◆ Task description
Look through the data below and report how many lines include "screenshot". Only the number should be given.

◆ Dataset extract
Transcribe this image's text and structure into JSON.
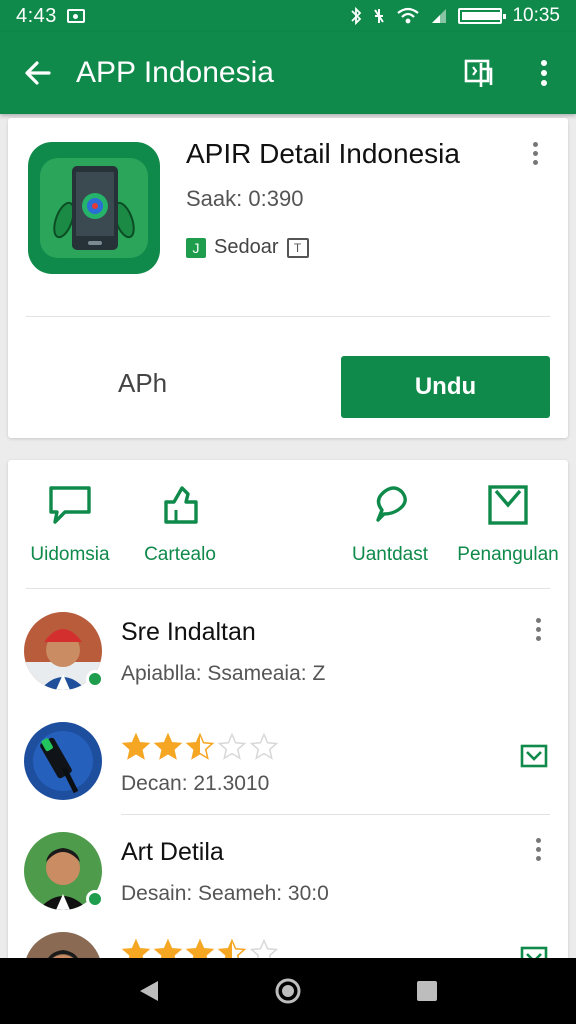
{
  "status_bar": {
    "time": "4:43",
    "clock": "10:35"
  },
  "app_bar": {
    "title": "APP Indonesia"
  },
  "app_card": {
    "name": "APIR Detail Indonesia",
    "meta": "Saak: 0:390",
    "badge_label": "Sedoar",
    "badge_j": "J",
    "badge_t": "T",
    "secondary_label": "APh",
    "primary_label": "Undu"
  },
  "quick_actions": [
    {
      "label": "Uidomsia",
      "icon": "chat-bubble-icon"
    },
    {
      "label": "Cartealo",
      "icon": "share-icon"
    },
    {
      "label": "Uantdast",
      "icon": "comment-icon"
    },
    {
      "label": "Penangulan",
      "icon": "checkbox-icon"
    }
  ],
  "list": [
    {
      "title": "Sre Indaltan",
      "subtitle": "Apiablla: Ssameaia: Z",
      "avatar": "person-red-cap",
      "online": true,
      "trailing": "more-vert-icon"
    },
    {
      "rating": 2.5,
      "max_rating": 5,
      "subtitle": "Decan: 21.3010",
      "avatar": "usb-device",
      "online": false,
      "trailing": "checkbox-icon"
    },
    {
      "title": "Art Detila",
      "subtitle": "Desain: Seameh: 30:0",
      "avatar": "person-green",
      "online": true,
      "trailing": "more-vert-icon"
    },
    {
      "rating": 3.5,
      "max_rating": 5,
      "avatar": "person-partial",
      "online": false,
      "trailing": "checkbox-icon"
    }
  ],
  "colors": {
    "brand": "#0f8a4a",
    "star": "#f5a623",
    "star_empty": "#d8d8d8"
  }
}
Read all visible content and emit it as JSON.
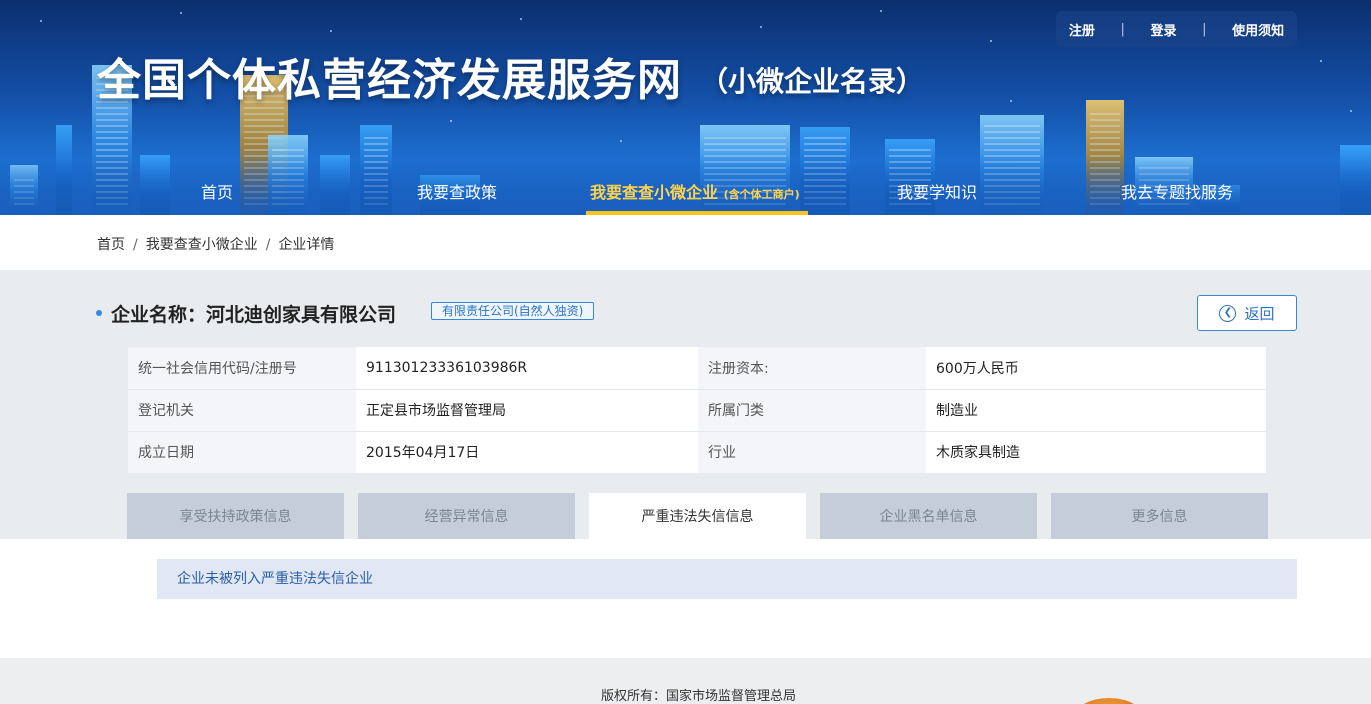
{
  "header": {
    "title": "全国个体私营经济发展服务网",
    "subtitle": "（小微企业名录）",
    "top_links": [
      "注册",
      "登录",
      "使用须知"
    ],
    "nav": [
      {
        "label": "首页"
      },
      {
        "label": "我要查政策"
      },
      {
        "label": "我要查查小微企业",
        "suffix": "(含个体工商户)",
        "active": true
      },
      {
        "label": "我要学知识"
      },
      {
        "label": "我去专题找服务"
      }
    ],
    "accent_color": "#ffc21a"
  },
  "breadcrumb": [
    "首页",
    "我要查查小微企业",
    "企业详情"
  ],
  "company": {
    "title": "企业名称：河北迪创家具有限公司",
    "type_tag": "有限责任公司(自然人独资)",
    "back_label": "返回",
    "back_icon": "back-arrow-icon",
    "fields": [
      {
        "k1": "统一社会信用代码/注册号",
        "v1": "91130123336103986R",
        "k2": "注册资本:",
        "v2": "600万人民币"
      },
      {
        "k1": "登记机关",
        "v1": "正定县市场监督管理局",
        "k2": "所属门类",
        "v2": "制造业"
      },
      {
        "k1": "成立日期",
        "v1": "2015年04月17日",
        "k2": "行业",
        "v2": "木质家具制造"
      }
    ]
  },
  "tabs": [
    {
      "label": "享受扶持政策信息"
    },
    {
      "label": "经营异常信息"
    },
    {
      "label": "严重违法失信信息",
      "active": true
    },
    {
      "label": "企业黑名单信息"
    },
    {
      "label": "更多信息"
    }
  ],
  "notice": "企业未被列入严重违法失信企业",
  "footer": {
    "copyright": "版权所有：国家市场监督管理总局"
  }
}
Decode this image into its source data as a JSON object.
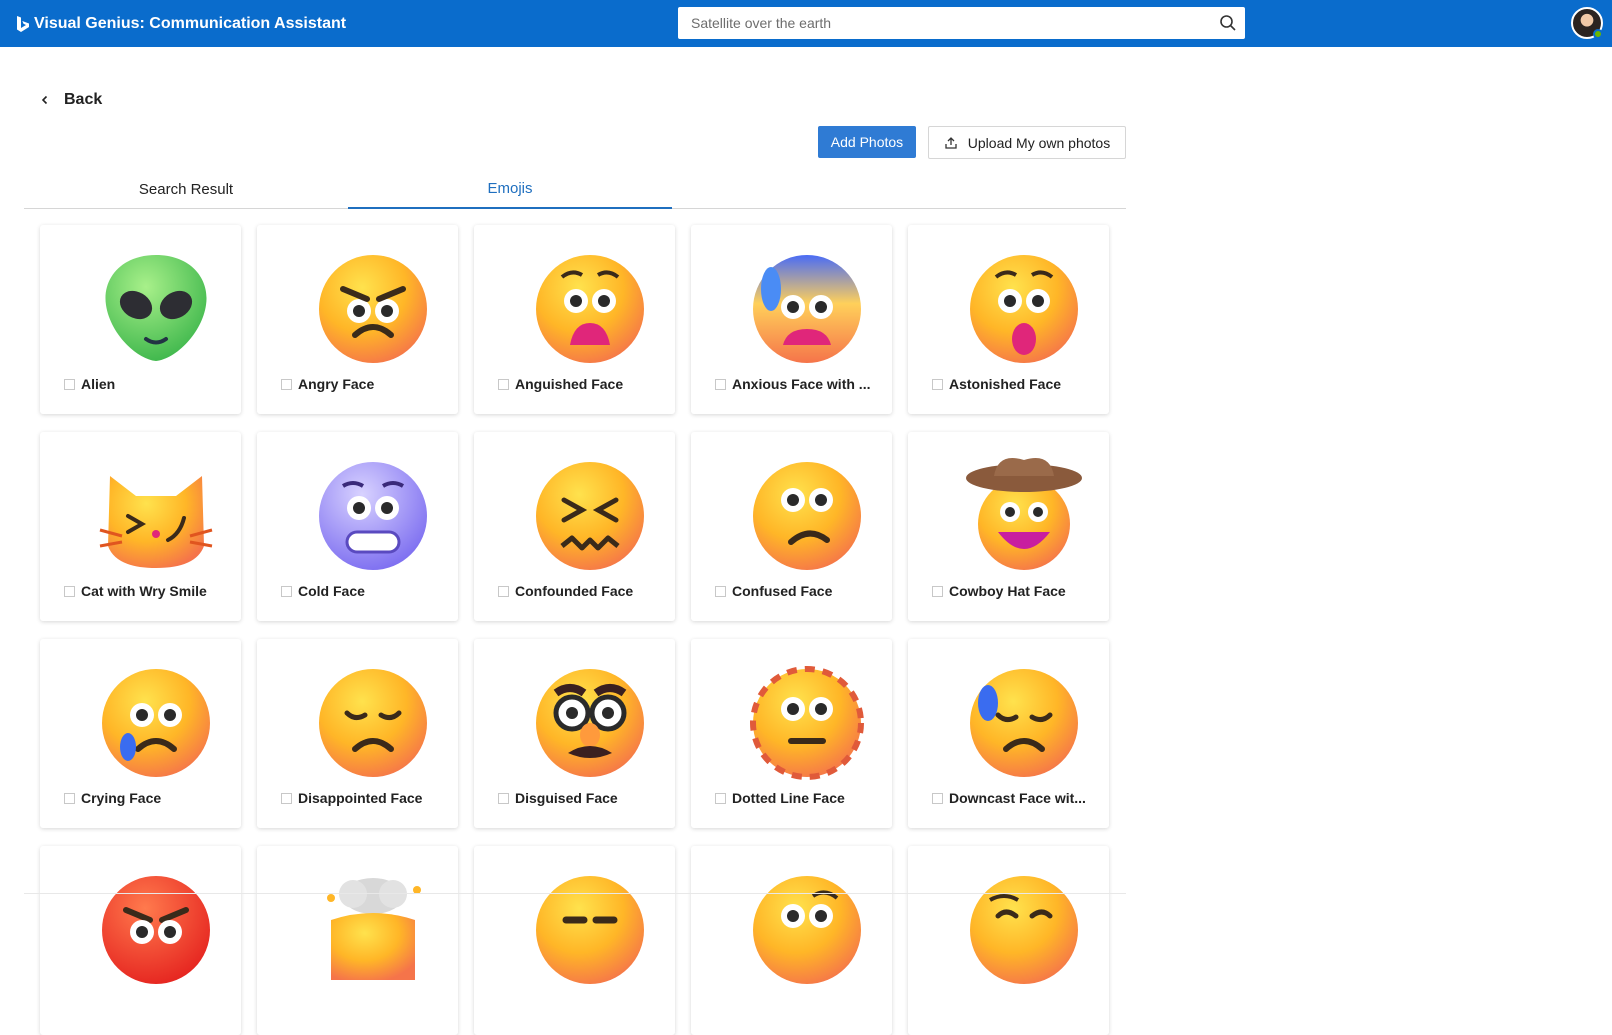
{
  "app": {
    "title": "Visual Genius: Communication Assistant"
  },
  "search": {
    "placeholder": "Satellite over the earth",
    "value": "Satellite over the earth"
  },
  "nav": {
    "back_label": "Back"
  },
  "actions": {
    "add_photos": "Add Photos",
    "upload": "Upload My own photos"
  },
  "tabs": [
    {
      "label": "Search Result",
      "active": false
    },
    {
      "label": "Emojis",
      "active": true
    }
  ],
  "colors": {
    "header": "#0a6ccc",
    "primary_button": "#2f7bd4",
    "active_tab": "#1f6fbf"
  },
  "emojis": [
    {
      "label": "Alien",
      "icon": "alien-icon"
    },
    {
      "label": "Angry Face",
      "icon": "angry-face-icon"
    },
    {
      "label": "Anguished Face",
      "icon": "anguished-face-icon"
    },
    {
      "label": "Anxious Face with ...",
      "icon": "anxious-face-icon"
    },
    {
      "label": "Astonished Face",
      "icon": "astonished-face-icon"
    },
    {
      "label": "Cat with Wry Smile",
      "icon": "cat-wry-smile-icon"
    },
    {
      "label": "Cold Face",
      "icon": "cold-face-icon"
    },
    {
      "label": "Confounded Face",
      "icon": "confounded-face-icon"
    },
    {
      "label": "Confused Face",
      "icon": "confused-face-icon"
    },
    {
      "label": "Cowboy Hat Face",
      "icon": "cowboy-hat-face-icon"
    },
    {
      "label": "Crying Face",
      "icon": "crying-face-icon"
    },
    {
      "label": "Disappointed Face",
      "icon": "disappointed-face-icon"
    },
    {
      "label": "Disguised Face",
      "icon": "disguised-face-icon"
    },
    {
      "label": "Dotted Line Face",
      "icon": "dotted-line-face-icon"
    },
    {
      "label": "Downcast Face wit...",
      "icon": "downcast-face-icon"
    },
    {
      "label": "",
      "icon": "enraged-face-icon"
    },
    {
      "label": "",
      "icon": "exploding-head-icon"
    },
    {
      "label": "",
      "icon": "expressionless-face-icon"
    },
    {
      "label": "",
      "icon": "face-with-raised-eyebrow-icon"
    },
    {
      "label": "",
      "icon": "relieved-face-icon"
    }
  ]
}
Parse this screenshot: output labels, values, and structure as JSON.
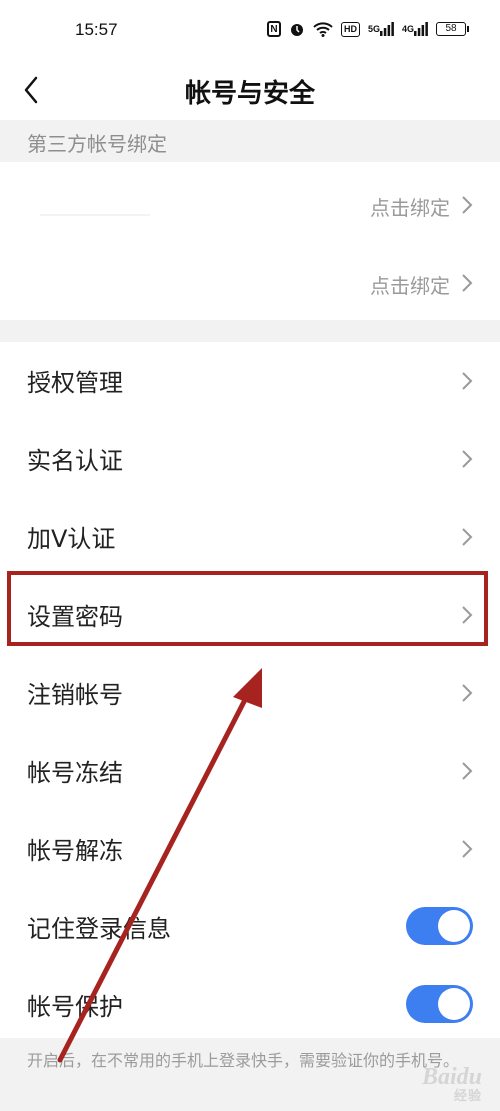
{
  "status_bar": {
    "time": "15:57",
    "signal_1": "5G",
    "signal_2": "4G",
    "battery": "58"
  },
  "nav": {
    "title": "帐号与安全"
  },
  "third_party": {
    "header": "第三方帐号绑定",
    "rows": [
      {
        "action": "点击绑定"
      },
      {
        "action": "点击绑定"
      }
    ]
  },
  "menu": {
    "items": [
      {
        "label": "授权管理"
      },
      {
        "label": "实名认证"
      },
      {
        "label": "加V认证"
      },
      {
        "label": "设置密码"
      },
      {
        "label": "注销帐号"
      },
      {
        "label": "帐号冻结"
      },
      {
        "label": "帐号解冻"
      }
    ],
    "toggles": [
      {
        "label": "记住登录信息",
        "on": true
      },
      {
        "label": "帐号保护",
        "on": true
      }
    ]
  },
  "footer_note": "开启后，在不常用的手机上登录快手，需要验证你的手机号。",
  "watermark": {
    "brand": "Baidu",
    "sub": "经验"
  },
  "colors": {
    "accent_toggle": "#3d7ef0",
    "annotation_red": "#a6231f"
  }
}
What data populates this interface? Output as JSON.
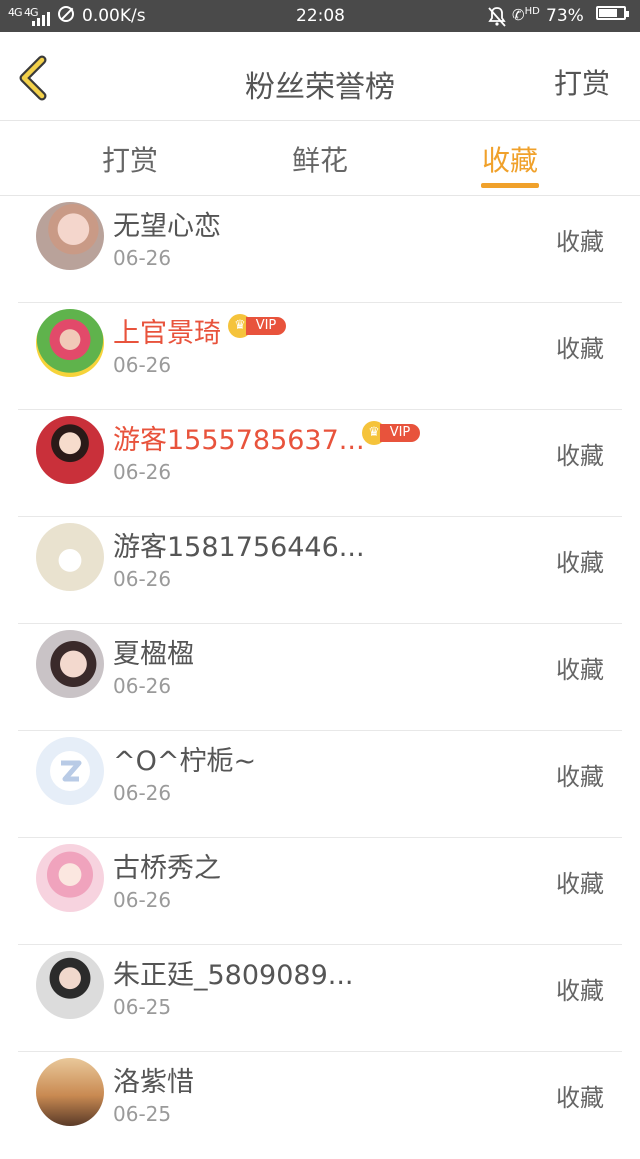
{
  "status_bar": {
    "network": "4G 4G",
    "speed": "0.00K/s",
    "time": "22:08",
    "hd": "HD",
    "battery": "73%"
  },
  "header": {
    "title": "粉丝荣誉榜",
    "right_action": "打赏"
  },
  "tabs": [
    {
      "label": "打赏",
      "active": false
    },
    {
      "label": "鲜花",
      "active": false
    },
    {
      "label": "收藏",
      "active": true
    }
  ],
  "colors": {
    "accent": "#f0a12b",
    "vip_name": "#e8533c"
  },
  "fans": [
    {
      "name": "无望心恋",
      "date": "06-26",
      "action": "收藏",
      "vip": false,
      "avatar": "avatar-girl-pink"
    },
    {
      "name": "上官景琦",
      "date": "06-26",
      "action": "收藏",
      "vip": true,
      "vip_label": "VIP",
      "avatar": "avatar-colorful"
    },
    {
      "name": "游客1555785637...",
      "date": "06-26",
      "action": "收藏",
      "vip": true,
      "vip_label": "VIP",
      "avatar": "avatar-red-dress"
    },
    {
      "name": "游客1581756446...",
      "date": "06-26",
      "action": "收藏",
      "vip": false,
      "avatar": "avatar-cartoon"
    },
    {
      "name": "夏楹楹",
      "date": "06-26",
      "action": "收藏",
      "vip": false,
      "avatar": "avatar-glasses"
    },
    {
      "name": "^O^柠栀~",
      "date": "06-26",
      "action": "收藏",
      "vip": false,
      "avatar": "avatar-qq-default"
    },
    {
      "name": "古桥秀之",
      "date": "06-26",
      "action": "收藏",
      "vip": false,
      "avatar": "avatar-anime"
    },
    {
      "name": "朱正廷_5809089...",
      "date": "06-25",
      "action": "收藏",
      "vip": false,
      "avatar": "avatar-man"
    },
    {
      "name": "洛紫惜",
      "date": "06-25",
      "action": "收藏",
      "vip": false,
      "avatar": "avatar-sunset"
    }
  ]
}
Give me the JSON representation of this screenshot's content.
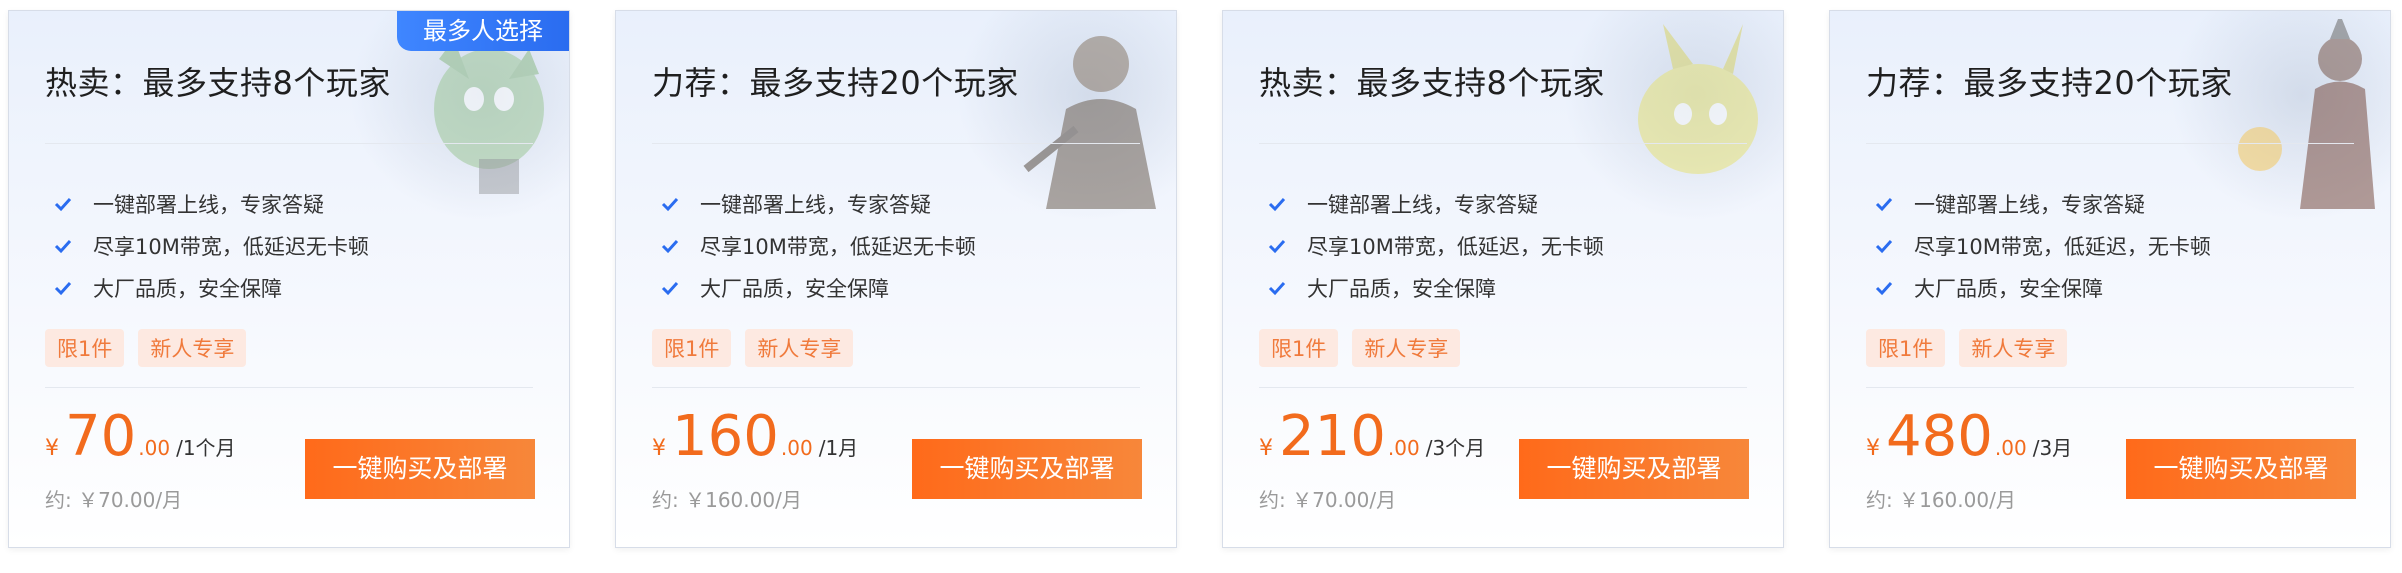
{
  "colors": {
    "accent": "#f26b1d",
    "check": "#2a6cf0",
    "ribbon": "#2a6cf0",
    "tag_bg": "#fde9e1"
  },
  "cards": [
    {
      "ribbon": "最多人选择",
      "title": "热卖：最多支持8个玩家",
      "features": [
        "一键部署上线，专家答疑",
        "尽享10M带宽，低延迟无卡顿",
        "大厂品质，安全保障"
      ],
      "tags": [
        "限1件",
        "新人专享"
      ],
      "currency": "¥",
      "price_int": "70",
      "price_dec": ".00",
      "period": "/1个月",
      "approx": "约: ￥70.00/月",
      "button": "一键购买及部署",
      "art_icon": "creature-art-icon"
    },
    {
      "title": "力荐：最多支持20个玩家",
      "features": [
        "一键部署上线，专家答疑",
        "尽享10M带宽，低延迟无卡顿",
        "大厂品质，安全保障"
      ],
      "tags": [
        "限1件",
        "新人专享"
      ],
      "currency": "¥",
      "price_int": "160",
      "price_dec": ".00",
      "period": "/1月",
      "approx": "约: ￥160.00/月",
      "button": "一键购买及部署",
      "art_icon": "warrior-art-icon"
    },
    {
      "title": "热卖：最多支持8个玩家",
      "features": [
        "一键部署上线，专家答疑",
        "尽享10M带宽，低延迟，无卡顿",
        "大厂品质，安全保障"
      ],
      "tags": [
        "限1件",
        "新人专享"
      ],
      "currency": "¥",
      "price_int": "210",
      "price_dec": ".00",
      "period": "/3个月",
      "approx": "约: ￥70.00/月",
      "button": "一键购买及部署",
      "art_icon": "creature-art-icon"
    },
    {
      "title": "力荐：最多支持20个玩家",
      "features": [
        "一键部署上线，专家答疑",
        "尽享10M带宽，低延迟，无卡顿",
        "大厂品质，安全保障"
      ],
      "tags": [
        "限1件",
        "新人专享"
      ],
      "currency": "¥",
      "price_int": "480",
      "price_dec": ".00",
      "period": "/3月",
      "approx": "约: ￥160.00/月",
      "button": "一键购买及部署",
      "art_icon": "warrior-art-icon"
    }
  ]
}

◆ Answer
2